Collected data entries
================
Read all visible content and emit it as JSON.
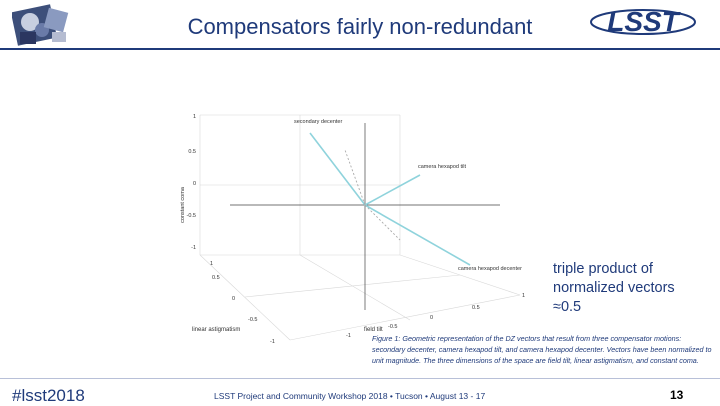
{
  "slide": {
    "title": "Compensators fairly non-redundant",
    "side_note": "triple product of normalized vectors ≈0.5",
    "caption_label": "Figure 1:",
    "caption_text": "Geometric representation of the DZ vectors that result from three compensator motions: secondary decenter, camera hexapod tilt, and camera hexapod decenter. Vectors have been normalized to unit magnitude. The three dimensions of the space are field tilt, linear astigmatism, and constant coma.",
    "page_number": "13"
  },
  "footer": {
    "hashtag": "#lsst2018",
    "workshop": "LSST Project and Community Workshop 2018 • Tucson • August 13 - 17"
  },
  "logos": {
    "left": "lsst-collage-logo",
    "right_text": "LSST"
  },
  "plot": {
    "z_axis_label": "constant coma",
    "x_axis_label": "linear astigmatism",
    "y_axis_label": "field tilt",
    "z_ticks": [
      "1",
      "0.5",
      "0",
      "-0.5",
      "-1"
    ],
    "x_ticks": [
      "1",
      "0.5",
      "0",
      "-0.5",
      "-1"
    ],
    "y_ticks": [
      "-1",
      "-0.5",
      "0",
      "0.5",
      "1"
    ],
    "vectors": [
      {
        "label": "secondary decenter"
      },
      {
        "label": "camera hexapod tilt"
      },
      {
        "label": "camera hexapod decenter"
      }
    ]
  },
  "colors": {
    "title": "#1f3a7a",
    "vector": "#8fd3dc",
    "axis": "#333333"
  }
}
================
● **Aim**: Reproduce all of the entries word for word, skipping any pictures they hold.

● **Final result**:
Read all visible content and emit it as JSON.
{
  "slide": {
    "title": "Compensators fairly non-redundant",
    "side_note": "triple product of normalized vectors ≈0.5",
    "caption_label": "Figure 1:",
    "caption_text": "Geometric representation of the DZ vectors that result from three compensator motions: secondary decenter, camera hexapod tilt, and camera hexapod decenter. Vectors have been normalized to unit magnitude. The three dimensions of the space are field tilt, linear astigmatism, and constant coma.",
    "page_number": "13"
  },
  "footer": {
    "hashtag": "#lsst2018",
    "workshop": "LSST Project and Community Workshop 2018 • Tucson • August 13 - 17"
  },
  "logos": {
    "left": "lsst-collage-logo",
    "right_text": "LSST"
  },
  "plot": {
    "z_axis_label": "constant coma",
    "x_axis_label": "linear astigmatism",
    "y_axis_label": "field tilt",
    "z_ticks": [
      "1",
      "0.5",
      "0",
      "-0.5",
      "-1"
    ],
    "x_ticks": [
      "1",
      "0.5",
      "0",
      "-0.5",
      "-1"
    ],
    "y_ticks": [
      "-1",
      "-0.5",
      "0",
      "0.5",
      "1"
    ],
    "vectors": [
      {
        "label": "secondary decenter"
      },
      {
        "label": "camera hexapod tilt"
      },
      {
        "label": "camera hexapod decenter"
      }
    ]
  },
  "colors": {
    "title": "#1f3a7a",
    "vector": "#8fd3dc",
    "axis": "#333333"
  }
}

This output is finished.